WHAT IS ASKED: Look through the data and write out every line with the word "Dispenser" in it.

RECORD LIST:

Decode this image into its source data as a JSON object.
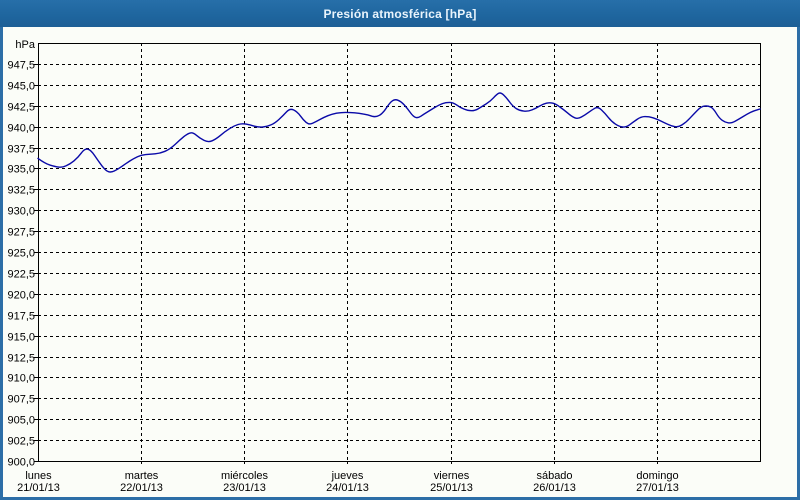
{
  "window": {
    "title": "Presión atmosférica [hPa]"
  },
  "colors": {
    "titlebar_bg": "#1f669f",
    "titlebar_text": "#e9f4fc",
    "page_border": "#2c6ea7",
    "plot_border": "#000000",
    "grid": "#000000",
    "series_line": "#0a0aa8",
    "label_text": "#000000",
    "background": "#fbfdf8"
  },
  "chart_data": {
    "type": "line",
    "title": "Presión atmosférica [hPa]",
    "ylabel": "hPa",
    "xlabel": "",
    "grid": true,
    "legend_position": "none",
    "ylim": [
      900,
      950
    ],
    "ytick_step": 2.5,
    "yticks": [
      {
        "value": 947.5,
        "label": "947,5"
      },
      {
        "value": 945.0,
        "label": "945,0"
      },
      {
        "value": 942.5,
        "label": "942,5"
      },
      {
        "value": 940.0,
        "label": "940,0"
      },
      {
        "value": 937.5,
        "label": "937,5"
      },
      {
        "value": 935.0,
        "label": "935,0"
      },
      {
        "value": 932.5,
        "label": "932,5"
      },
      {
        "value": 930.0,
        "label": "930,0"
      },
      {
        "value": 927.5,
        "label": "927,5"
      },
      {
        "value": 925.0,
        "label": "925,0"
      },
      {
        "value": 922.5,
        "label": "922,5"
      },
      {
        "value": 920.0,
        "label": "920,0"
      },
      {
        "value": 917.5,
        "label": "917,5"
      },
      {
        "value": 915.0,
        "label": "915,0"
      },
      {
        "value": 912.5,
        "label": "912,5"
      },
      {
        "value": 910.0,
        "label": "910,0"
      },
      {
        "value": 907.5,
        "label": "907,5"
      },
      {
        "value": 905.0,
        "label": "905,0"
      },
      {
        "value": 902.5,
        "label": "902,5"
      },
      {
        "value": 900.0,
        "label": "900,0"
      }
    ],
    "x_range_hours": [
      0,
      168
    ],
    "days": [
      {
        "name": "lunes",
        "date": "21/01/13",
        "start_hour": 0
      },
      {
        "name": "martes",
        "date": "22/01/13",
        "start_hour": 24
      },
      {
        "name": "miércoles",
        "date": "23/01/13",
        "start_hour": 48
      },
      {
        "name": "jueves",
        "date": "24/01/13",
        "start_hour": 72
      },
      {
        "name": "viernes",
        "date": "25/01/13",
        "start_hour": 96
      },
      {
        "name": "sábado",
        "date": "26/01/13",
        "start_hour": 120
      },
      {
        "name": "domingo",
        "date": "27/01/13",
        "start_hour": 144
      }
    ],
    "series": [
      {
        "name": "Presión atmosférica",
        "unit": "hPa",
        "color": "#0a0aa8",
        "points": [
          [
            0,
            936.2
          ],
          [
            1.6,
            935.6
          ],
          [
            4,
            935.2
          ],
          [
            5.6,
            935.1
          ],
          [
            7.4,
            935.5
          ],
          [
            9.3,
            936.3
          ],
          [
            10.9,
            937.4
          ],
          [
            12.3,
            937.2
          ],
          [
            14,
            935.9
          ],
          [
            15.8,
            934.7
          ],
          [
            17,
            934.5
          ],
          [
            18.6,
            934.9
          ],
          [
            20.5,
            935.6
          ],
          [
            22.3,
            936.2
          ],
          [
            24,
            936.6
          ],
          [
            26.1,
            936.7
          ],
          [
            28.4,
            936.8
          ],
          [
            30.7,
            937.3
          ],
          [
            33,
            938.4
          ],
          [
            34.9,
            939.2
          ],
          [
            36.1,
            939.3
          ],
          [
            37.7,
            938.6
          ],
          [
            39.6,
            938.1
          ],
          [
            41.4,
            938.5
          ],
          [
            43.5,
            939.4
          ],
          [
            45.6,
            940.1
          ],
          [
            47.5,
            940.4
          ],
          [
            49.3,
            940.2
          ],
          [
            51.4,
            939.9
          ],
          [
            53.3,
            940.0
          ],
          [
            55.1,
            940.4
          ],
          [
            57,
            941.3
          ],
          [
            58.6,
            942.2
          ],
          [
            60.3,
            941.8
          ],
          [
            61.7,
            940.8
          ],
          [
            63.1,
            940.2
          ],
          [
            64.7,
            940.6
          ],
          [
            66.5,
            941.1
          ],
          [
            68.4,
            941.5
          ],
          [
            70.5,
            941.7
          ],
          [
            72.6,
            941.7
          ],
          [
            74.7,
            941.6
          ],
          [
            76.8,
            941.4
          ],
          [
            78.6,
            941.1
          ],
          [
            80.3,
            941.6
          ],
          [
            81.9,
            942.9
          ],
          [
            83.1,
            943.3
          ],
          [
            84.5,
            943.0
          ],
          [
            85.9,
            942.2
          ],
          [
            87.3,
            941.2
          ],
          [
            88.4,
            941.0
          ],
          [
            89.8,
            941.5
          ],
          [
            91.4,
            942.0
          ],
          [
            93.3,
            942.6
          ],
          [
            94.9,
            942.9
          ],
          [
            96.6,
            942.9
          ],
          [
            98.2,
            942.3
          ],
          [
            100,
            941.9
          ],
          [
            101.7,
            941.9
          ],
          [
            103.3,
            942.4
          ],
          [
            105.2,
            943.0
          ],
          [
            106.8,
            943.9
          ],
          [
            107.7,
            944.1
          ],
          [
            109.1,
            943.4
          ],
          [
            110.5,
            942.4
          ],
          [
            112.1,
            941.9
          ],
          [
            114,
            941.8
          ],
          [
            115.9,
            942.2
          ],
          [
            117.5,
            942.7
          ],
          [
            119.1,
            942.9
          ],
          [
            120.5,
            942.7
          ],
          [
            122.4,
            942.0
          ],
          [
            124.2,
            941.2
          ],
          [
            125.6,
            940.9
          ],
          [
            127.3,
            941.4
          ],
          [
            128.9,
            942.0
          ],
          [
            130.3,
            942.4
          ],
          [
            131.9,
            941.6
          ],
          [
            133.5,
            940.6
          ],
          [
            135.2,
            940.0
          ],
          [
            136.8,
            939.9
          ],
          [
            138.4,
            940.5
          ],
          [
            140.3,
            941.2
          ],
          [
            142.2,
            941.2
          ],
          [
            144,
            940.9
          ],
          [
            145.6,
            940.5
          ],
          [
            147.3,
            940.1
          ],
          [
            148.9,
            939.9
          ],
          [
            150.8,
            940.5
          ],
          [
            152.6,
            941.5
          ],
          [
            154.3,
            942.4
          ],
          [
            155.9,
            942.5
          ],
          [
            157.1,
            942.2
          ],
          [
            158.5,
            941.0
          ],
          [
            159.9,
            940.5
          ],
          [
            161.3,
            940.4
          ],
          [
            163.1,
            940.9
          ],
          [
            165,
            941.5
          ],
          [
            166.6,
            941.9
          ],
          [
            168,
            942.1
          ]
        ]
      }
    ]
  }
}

...

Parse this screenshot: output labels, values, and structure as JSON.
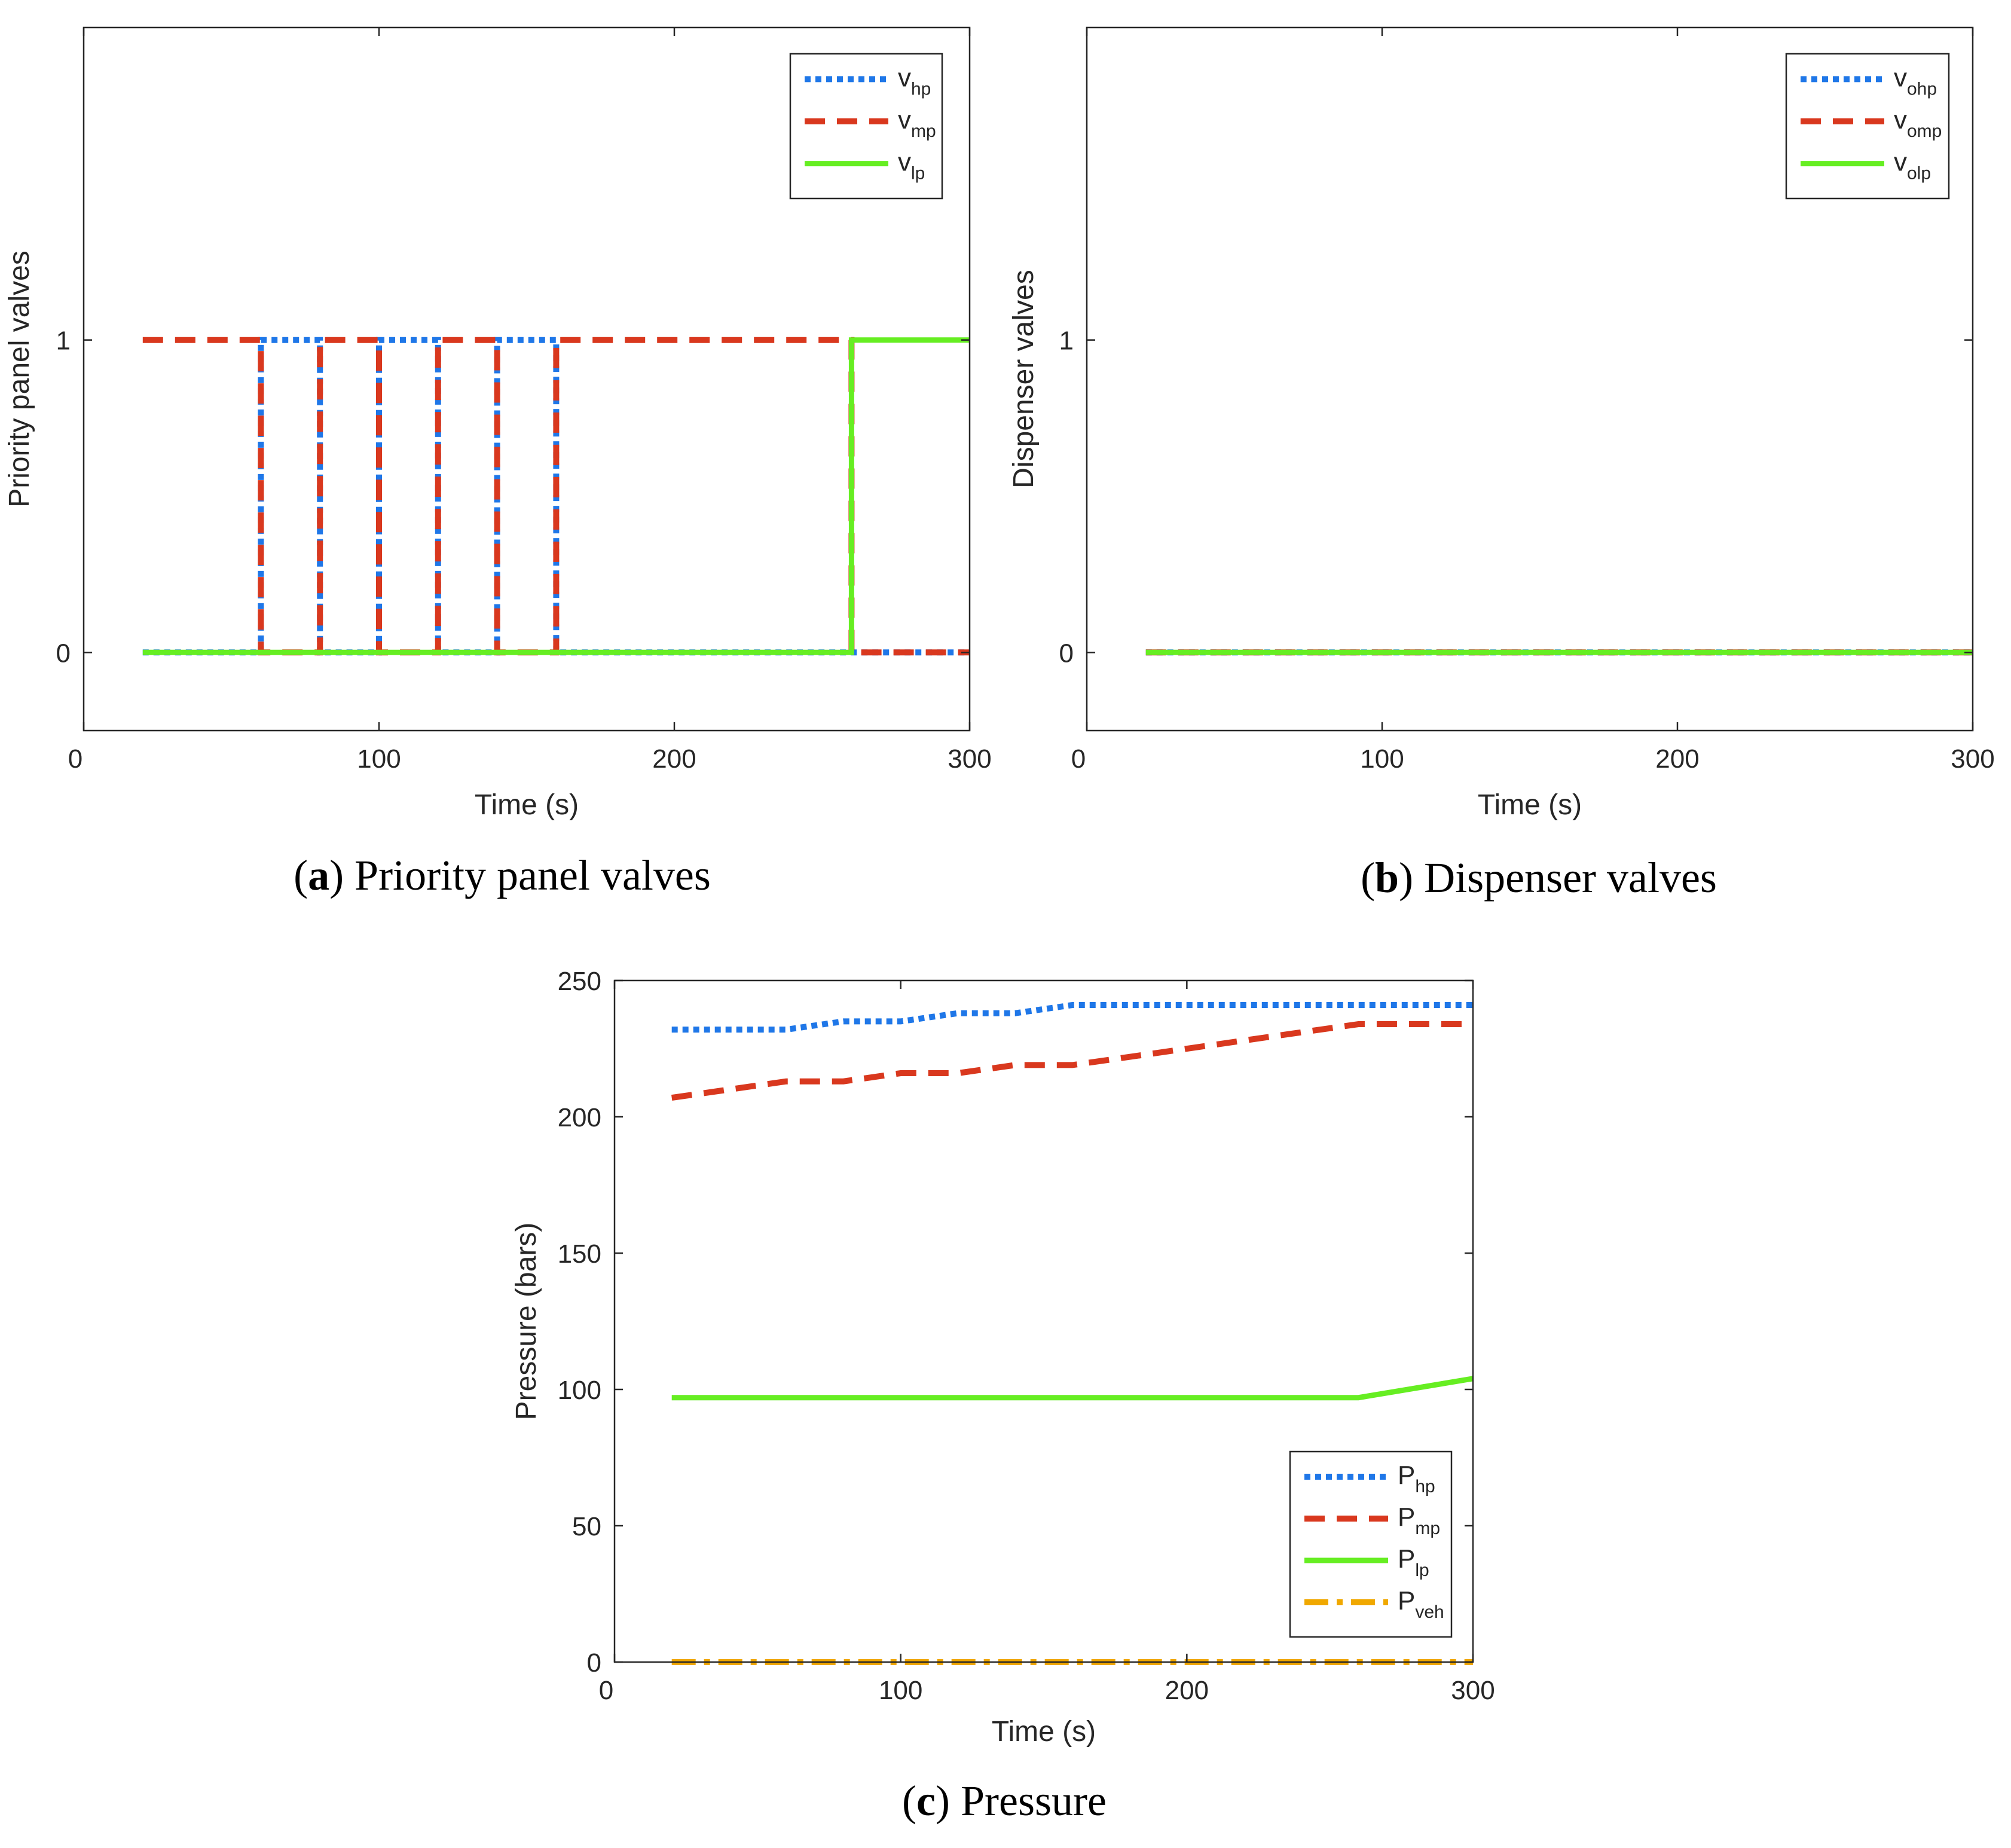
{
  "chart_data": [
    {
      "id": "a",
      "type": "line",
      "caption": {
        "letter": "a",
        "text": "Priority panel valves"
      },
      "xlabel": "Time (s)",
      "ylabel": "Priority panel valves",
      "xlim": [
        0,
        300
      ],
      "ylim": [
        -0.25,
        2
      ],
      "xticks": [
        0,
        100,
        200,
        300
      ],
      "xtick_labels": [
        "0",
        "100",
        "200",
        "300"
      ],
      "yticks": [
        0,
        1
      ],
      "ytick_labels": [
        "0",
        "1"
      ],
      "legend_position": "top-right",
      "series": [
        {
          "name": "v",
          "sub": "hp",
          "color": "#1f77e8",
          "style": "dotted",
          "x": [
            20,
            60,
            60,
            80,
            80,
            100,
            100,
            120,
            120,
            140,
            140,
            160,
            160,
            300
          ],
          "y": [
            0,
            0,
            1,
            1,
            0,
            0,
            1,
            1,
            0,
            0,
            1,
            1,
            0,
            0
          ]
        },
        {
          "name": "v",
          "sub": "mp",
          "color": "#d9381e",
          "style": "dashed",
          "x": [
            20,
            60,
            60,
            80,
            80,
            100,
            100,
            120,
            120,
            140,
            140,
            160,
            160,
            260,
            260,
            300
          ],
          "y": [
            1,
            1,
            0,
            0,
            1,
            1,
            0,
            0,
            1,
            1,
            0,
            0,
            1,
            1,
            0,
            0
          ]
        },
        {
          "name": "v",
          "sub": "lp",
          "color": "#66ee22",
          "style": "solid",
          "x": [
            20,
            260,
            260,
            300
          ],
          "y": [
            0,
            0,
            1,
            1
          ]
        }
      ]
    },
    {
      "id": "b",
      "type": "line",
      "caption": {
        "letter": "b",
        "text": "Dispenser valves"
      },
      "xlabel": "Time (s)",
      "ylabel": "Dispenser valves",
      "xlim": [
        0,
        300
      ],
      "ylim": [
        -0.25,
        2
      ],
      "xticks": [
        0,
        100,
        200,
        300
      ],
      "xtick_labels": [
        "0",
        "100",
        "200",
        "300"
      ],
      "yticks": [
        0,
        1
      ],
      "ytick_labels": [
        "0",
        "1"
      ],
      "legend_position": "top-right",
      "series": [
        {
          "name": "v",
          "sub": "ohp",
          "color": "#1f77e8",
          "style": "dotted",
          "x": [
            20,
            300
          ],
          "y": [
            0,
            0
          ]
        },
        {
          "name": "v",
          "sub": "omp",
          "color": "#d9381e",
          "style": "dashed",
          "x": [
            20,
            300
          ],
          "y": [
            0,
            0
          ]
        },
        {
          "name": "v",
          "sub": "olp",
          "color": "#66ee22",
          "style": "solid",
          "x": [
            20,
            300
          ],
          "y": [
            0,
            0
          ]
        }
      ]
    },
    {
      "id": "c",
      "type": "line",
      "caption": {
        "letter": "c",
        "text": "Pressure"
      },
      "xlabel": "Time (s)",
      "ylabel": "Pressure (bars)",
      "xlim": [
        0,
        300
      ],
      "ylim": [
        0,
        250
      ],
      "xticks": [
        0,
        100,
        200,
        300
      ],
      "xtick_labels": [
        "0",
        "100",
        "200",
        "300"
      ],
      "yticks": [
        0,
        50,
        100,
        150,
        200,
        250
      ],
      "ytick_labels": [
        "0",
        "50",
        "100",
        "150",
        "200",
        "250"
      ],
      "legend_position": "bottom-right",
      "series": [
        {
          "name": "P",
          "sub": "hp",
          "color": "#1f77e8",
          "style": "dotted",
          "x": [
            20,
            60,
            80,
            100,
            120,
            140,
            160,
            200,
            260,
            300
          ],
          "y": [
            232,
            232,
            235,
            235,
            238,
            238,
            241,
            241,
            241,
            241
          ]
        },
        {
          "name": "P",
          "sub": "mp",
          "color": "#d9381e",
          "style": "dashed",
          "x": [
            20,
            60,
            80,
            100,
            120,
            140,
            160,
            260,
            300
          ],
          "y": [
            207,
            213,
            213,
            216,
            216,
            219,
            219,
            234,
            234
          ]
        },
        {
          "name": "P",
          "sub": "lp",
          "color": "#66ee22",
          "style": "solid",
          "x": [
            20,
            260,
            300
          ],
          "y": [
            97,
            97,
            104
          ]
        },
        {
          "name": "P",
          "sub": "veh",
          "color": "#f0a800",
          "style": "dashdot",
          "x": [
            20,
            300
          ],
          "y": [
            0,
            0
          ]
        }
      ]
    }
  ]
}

EXERCISE ANSWER:
        "text": "Dispenser valves"
      "ylabel": "Dispenser valves",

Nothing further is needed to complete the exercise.